◆ **What you have to do**:
Report each line of the data that includes the word "title".

===== Data rows =====

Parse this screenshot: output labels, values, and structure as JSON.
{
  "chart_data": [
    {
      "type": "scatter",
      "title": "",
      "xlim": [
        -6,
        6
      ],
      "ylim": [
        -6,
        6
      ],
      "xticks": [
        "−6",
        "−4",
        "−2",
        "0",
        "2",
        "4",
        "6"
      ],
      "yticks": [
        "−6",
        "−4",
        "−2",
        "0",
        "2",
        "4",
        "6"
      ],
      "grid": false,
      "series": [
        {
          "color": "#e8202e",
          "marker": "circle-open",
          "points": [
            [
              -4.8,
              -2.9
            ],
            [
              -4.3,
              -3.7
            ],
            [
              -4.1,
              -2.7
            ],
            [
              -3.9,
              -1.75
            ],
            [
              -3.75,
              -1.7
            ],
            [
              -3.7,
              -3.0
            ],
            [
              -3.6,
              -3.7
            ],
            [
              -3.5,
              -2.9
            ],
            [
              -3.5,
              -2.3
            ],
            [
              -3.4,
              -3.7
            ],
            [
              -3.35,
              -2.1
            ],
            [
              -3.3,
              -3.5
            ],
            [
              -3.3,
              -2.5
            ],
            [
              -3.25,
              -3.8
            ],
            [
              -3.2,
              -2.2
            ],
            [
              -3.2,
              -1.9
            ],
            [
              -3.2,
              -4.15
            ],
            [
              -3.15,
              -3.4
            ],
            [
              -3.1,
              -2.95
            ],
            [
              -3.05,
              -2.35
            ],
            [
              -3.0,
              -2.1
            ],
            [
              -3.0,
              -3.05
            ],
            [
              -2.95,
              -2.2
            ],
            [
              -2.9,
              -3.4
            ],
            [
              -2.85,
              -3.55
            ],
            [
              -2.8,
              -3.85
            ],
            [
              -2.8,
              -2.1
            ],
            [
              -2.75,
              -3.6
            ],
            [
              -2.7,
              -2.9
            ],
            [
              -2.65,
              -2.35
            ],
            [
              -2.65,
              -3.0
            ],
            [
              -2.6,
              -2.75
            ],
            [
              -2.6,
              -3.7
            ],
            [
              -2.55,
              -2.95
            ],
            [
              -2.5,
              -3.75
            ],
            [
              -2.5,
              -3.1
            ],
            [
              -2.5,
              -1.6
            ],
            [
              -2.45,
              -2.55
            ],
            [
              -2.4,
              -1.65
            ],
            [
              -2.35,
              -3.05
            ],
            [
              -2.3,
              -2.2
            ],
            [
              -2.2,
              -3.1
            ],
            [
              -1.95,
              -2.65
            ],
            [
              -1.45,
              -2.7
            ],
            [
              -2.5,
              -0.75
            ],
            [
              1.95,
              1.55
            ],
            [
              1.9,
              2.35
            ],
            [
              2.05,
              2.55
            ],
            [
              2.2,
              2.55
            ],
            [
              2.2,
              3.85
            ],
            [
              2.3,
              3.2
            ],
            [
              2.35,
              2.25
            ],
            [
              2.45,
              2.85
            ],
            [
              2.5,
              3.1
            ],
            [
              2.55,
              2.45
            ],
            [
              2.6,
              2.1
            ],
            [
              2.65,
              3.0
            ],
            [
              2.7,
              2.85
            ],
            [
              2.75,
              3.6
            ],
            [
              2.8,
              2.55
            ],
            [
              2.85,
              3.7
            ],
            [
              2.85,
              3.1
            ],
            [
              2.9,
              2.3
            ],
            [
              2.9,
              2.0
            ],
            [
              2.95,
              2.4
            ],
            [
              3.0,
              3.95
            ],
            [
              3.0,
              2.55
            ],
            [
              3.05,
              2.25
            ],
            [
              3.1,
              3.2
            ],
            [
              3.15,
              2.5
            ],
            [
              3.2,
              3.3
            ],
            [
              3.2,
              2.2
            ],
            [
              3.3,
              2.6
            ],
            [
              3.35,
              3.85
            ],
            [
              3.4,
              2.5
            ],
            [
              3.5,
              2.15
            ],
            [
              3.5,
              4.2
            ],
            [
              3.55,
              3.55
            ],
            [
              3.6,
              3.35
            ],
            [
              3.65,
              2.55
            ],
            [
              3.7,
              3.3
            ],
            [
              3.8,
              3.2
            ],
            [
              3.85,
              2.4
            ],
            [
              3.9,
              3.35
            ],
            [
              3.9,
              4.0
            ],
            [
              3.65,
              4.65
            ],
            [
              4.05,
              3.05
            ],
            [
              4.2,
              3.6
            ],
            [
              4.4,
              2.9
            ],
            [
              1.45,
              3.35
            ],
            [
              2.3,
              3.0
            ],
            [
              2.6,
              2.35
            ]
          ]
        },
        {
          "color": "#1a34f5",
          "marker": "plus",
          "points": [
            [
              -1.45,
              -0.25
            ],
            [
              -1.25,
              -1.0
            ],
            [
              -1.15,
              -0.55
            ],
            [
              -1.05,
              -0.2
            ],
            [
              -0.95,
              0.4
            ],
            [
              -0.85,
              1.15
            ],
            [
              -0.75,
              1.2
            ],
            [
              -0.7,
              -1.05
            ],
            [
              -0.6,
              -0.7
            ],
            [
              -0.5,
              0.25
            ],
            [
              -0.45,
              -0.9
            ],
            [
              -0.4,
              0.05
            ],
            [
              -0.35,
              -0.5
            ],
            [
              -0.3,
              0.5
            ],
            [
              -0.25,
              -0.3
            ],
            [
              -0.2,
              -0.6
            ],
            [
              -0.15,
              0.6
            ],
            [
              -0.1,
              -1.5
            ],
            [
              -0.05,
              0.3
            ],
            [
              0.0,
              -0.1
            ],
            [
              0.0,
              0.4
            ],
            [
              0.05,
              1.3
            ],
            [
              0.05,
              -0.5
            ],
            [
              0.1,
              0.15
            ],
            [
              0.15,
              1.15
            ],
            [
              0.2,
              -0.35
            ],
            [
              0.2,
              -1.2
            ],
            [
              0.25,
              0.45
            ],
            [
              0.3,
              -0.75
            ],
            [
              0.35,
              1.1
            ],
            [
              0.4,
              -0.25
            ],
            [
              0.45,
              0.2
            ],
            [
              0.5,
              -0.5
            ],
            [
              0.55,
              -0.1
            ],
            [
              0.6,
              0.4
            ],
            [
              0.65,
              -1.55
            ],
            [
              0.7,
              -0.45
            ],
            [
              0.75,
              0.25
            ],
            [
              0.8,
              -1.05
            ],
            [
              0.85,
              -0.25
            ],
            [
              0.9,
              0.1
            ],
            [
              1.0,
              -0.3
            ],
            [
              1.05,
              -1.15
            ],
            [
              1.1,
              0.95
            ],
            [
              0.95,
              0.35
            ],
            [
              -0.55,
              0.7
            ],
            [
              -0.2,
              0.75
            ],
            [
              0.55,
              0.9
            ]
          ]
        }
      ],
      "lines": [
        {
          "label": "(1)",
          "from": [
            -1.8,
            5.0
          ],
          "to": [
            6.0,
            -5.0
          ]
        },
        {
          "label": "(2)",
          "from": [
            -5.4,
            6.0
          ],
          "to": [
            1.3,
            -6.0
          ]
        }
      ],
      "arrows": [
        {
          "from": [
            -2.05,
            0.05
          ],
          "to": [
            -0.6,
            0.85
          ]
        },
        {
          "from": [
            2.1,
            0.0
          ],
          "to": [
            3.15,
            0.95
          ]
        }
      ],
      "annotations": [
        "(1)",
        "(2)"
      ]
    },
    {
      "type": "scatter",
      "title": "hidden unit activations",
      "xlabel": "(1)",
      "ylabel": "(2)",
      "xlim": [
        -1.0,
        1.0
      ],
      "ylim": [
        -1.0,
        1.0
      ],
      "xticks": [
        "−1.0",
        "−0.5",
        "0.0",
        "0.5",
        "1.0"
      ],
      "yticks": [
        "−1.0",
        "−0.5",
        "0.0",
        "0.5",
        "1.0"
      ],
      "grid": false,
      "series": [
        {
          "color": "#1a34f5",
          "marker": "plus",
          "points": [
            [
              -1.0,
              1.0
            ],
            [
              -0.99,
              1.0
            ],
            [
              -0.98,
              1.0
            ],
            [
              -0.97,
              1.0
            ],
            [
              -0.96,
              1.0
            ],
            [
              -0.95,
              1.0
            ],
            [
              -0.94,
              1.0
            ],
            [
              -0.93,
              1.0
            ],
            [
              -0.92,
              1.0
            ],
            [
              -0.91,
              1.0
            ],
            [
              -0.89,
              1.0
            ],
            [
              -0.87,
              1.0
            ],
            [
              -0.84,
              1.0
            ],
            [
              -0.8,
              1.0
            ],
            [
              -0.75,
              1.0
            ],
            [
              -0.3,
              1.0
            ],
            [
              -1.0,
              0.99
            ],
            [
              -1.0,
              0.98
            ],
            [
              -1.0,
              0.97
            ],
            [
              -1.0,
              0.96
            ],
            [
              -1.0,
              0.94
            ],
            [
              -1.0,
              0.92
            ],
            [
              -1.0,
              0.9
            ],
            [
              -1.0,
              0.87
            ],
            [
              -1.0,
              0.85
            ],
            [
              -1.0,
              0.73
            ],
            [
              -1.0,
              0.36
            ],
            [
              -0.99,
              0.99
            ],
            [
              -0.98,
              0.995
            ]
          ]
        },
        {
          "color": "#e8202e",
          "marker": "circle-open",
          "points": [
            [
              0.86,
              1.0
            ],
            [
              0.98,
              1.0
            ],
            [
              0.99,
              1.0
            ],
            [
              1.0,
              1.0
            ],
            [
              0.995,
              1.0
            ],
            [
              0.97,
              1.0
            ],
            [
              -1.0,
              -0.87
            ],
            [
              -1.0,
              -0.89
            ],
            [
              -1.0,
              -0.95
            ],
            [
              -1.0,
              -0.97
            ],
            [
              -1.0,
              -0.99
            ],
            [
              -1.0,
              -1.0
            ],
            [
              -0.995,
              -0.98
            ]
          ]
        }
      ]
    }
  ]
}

=====
===== Data rows =====

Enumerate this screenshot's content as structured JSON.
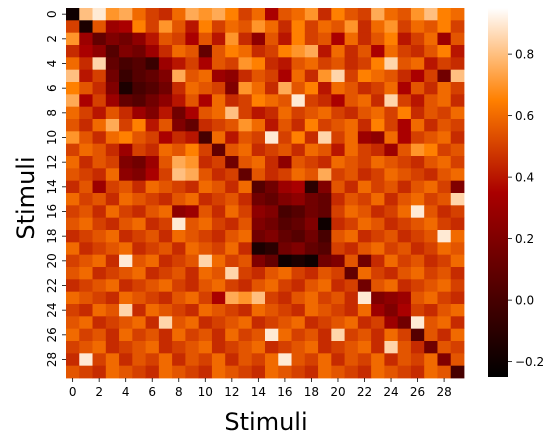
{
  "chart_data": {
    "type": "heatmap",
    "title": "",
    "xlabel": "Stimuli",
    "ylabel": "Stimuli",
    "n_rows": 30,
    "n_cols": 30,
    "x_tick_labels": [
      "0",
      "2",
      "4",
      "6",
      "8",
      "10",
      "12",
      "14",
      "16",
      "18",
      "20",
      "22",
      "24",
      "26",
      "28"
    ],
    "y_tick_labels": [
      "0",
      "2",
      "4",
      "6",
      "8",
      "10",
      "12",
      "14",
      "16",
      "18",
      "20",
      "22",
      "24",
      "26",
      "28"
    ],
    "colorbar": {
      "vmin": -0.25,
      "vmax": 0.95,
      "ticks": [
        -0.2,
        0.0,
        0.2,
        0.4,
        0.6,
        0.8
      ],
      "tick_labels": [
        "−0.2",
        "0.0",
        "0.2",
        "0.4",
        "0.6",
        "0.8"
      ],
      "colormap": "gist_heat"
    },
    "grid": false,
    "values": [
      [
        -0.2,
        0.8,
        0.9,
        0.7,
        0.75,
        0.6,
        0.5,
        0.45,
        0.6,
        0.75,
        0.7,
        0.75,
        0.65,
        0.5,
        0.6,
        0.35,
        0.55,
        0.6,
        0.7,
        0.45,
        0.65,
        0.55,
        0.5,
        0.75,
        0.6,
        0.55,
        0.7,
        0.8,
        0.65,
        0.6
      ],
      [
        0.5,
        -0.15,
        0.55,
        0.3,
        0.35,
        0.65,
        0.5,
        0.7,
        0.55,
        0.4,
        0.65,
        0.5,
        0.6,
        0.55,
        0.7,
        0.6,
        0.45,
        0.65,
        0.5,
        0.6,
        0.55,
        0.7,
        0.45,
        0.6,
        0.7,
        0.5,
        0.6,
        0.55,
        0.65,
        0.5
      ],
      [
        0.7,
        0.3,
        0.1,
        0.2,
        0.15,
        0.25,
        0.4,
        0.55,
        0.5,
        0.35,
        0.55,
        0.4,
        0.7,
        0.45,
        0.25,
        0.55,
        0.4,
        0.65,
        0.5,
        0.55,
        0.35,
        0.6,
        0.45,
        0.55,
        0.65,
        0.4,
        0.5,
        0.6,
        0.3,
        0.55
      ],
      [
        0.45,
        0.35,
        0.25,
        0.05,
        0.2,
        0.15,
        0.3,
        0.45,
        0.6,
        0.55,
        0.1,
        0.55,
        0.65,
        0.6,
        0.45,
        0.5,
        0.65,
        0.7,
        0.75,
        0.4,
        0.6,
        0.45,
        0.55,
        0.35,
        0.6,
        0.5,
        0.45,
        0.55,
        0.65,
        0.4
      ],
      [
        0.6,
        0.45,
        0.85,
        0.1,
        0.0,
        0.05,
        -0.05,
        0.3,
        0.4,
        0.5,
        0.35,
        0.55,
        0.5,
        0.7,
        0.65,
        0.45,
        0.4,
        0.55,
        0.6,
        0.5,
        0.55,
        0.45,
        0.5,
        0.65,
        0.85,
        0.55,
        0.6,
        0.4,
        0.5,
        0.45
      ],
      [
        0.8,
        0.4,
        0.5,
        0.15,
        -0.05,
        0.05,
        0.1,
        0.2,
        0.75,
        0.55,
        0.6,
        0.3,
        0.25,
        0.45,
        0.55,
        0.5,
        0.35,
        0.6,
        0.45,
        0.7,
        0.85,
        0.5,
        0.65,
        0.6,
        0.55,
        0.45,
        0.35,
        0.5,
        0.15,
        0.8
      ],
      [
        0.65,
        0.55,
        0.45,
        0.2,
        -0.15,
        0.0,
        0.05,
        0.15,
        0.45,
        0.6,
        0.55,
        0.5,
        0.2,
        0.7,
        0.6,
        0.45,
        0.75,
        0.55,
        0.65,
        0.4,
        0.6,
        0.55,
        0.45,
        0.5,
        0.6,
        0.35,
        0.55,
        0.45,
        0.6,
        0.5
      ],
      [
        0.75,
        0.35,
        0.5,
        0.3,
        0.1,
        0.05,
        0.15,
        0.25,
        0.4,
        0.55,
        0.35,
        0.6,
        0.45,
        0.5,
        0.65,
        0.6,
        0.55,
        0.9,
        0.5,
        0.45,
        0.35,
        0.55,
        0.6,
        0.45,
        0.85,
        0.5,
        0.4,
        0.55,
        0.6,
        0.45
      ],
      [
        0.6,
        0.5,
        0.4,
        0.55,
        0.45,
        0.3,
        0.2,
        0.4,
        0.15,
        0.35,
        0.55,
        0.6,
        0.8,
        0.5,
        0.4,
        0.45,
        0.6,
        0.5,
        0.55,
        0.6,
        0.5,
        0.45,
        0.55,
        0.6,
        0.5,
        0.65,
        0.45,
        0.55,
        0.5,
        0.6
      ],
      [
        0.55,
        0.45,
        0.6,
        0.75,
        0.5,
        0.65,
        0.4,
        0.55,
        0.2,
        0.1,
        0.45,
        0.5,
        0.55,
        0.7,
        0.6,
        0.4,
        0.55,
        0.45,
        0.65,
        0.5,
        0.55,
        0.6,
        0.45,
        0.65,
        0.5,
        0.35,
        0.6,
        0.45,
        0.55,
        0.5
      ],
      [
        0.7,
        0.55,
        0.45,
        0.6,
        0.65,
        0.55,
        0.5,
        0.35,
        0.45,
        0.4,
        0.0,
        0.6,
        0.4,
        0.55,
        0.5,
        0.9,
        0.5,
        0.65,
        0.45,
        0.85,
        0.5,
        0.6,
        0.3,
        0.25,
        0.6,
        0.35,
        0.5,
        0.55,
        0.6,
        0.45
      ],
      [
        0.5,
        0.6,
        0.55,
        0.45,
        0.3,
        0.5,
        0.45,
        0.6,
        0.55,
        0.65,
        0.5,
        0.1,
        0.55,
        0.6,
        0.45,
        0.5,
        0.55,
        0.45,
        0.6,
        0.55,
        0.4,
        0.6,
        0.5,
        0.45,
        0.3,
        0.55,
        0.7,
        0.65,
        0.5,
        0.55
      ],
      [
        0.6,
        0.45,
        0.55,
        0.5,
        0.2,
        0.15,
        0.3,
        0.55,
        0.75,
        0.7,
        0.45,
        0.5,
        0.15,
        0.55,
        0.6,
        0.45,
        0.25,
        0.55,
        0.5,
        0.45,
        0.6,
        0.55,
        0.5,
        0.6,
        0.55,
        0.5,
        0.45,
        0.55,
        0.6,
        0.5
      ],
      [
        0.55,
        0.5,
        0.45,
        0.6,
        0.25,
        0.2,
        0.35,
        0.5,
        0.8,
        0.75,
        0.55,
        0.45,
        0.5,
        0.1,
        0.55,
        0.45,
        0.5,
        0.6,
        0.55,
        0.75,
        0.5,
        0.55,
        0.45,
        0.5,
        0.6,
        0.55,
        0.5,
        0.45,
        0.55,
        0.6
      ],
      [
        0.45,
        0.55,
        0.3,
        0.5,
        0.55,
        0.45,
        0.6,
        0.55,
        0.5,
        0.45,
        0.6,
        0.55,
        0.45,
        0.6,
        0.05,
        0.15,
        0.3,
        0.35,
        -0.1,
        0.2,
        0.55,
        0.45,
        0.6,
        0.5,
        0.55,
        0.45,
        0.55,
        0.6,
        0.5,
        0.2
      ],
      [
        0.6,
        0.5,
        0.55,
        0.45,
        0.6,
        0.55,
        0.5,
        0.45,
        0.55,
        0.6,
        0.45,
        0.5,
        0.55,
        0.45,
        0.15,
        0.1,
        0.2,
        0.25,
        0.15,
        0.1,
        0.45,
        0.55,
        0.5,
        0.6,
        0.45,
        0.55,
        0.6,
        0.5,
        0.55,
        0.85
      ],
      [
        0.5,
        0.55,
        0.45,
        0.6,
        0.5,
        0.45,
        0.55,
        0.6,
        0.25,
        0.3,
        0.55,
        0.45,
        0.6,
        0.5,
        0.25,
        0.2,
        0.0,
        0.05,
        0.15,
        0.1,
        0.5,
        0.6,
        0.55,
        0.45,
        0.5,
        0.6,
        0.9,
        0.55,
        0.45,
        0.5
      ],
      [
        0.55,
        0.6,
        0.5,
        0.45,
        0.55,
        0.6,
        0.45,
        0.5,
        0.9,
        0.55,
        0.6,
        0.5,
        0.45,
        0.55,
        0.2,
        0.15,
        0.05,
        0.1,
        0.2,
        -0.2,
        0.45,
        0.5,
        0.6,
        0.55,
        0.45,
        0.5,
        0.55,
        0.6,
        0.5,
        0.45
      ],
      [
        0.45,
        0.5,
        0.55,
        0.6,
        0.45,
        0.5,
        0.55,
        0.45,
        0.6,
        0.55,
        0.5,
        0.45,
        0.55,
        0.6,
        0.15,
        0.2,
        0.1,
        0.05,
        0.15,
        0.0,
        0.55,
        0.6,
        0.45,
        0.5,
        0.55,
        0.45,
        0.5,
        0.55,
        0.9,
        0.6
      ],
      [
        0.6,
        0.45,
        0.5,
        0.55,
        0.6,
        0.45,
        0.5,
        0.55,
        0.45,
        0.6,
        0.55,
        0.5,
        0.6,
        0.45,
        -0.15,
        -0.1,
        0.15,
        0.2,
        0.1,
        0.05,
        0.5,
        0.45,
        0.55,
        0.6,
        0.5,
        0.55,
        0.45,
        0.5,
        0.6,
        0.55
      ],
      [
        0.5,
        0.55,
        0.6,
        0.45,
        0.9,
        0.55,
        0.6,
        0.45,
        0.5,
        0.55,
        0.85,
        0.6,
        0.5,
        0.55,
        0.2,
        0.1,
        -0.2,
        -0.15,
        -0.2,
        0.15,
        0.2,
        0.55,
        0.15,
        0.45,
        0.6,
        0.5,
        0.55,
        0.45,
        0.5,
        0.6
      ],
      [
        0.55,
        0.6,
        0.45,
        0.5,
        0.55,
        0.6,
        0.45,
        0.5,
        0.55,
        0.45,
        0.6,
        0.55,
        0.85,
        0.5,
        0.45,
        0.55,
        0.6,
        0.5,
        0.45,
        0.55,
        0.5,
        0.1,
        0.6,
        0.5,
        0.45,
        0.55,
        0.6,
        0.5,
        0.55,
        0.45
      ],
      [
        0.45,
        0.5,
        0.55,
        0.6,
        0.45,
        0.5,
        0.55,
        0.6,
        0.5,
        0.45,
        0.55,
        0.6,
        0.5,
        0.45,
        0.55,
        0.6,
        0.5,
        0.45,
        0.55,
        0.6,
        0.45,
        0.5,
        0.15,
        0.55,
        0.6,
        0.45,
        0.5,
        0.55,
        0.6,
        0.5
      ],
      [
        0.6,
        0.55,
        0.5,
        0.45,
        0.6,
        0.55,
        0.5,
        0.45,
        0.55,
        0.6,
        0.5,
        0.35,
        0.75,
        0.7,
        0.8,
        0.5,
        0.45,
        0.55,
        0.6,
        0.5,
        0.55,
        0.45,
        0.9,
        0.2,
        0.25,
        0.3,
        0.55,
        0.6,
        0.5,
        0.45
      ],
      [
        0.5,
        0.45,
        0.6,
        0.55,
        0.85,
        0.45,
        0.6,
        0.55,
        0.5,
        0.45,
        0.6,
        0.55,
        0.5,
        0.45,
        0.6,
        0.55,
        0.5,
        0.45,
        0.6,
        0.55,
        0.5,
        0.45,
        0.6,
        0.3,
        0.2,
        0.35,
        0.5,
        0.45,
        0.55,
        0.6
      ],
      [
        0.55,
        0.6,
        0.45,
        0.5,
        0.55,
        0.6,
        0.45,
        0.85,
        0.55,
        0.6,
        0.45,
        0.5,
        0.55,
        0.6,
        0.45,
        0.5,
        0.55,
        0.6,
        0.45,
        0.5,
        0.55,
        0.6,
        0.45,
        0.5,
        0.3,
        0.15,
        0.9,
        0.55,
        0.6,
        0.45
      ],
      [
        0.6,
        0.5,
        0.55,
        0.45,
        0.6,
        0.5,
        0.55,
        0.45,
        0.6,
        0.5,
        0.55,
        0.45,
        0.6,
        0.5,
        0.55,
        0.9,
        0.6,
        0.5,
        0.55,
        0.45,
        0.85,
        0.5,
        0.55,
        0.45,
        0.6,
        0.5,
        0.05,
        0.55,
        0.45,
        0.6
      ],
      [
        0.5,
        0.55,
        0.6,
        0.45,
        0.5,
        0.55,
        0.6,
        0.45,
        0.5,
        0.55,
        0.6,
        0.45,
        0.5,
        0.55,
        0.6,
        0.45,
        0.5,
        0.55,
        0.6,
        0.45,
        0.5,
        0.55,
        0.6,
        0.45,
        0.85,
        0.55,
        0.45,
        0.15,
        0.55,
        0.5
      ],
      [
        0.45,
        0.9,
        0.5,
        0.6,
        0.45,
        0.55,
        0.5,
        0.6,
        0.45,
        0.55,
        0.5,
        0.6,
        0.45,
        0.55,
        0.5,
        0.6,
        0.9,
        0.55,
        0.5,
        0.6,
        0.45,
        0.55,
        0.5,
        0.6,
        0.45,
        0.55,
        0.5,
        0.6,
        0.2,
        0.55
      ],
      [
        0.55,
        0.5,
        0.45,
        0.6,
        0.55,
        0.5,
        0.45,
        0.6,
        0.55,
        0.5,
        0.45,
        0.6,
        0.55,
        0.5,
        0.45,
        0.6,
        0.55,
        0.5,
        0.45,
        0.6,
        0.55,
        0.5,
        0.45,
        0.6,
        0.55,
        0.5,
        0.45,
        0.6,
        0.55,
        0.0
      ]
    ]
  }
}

=====

◆ **Solution**:
      "title": "",
      "title": "hidden unit activations",
    "title": "",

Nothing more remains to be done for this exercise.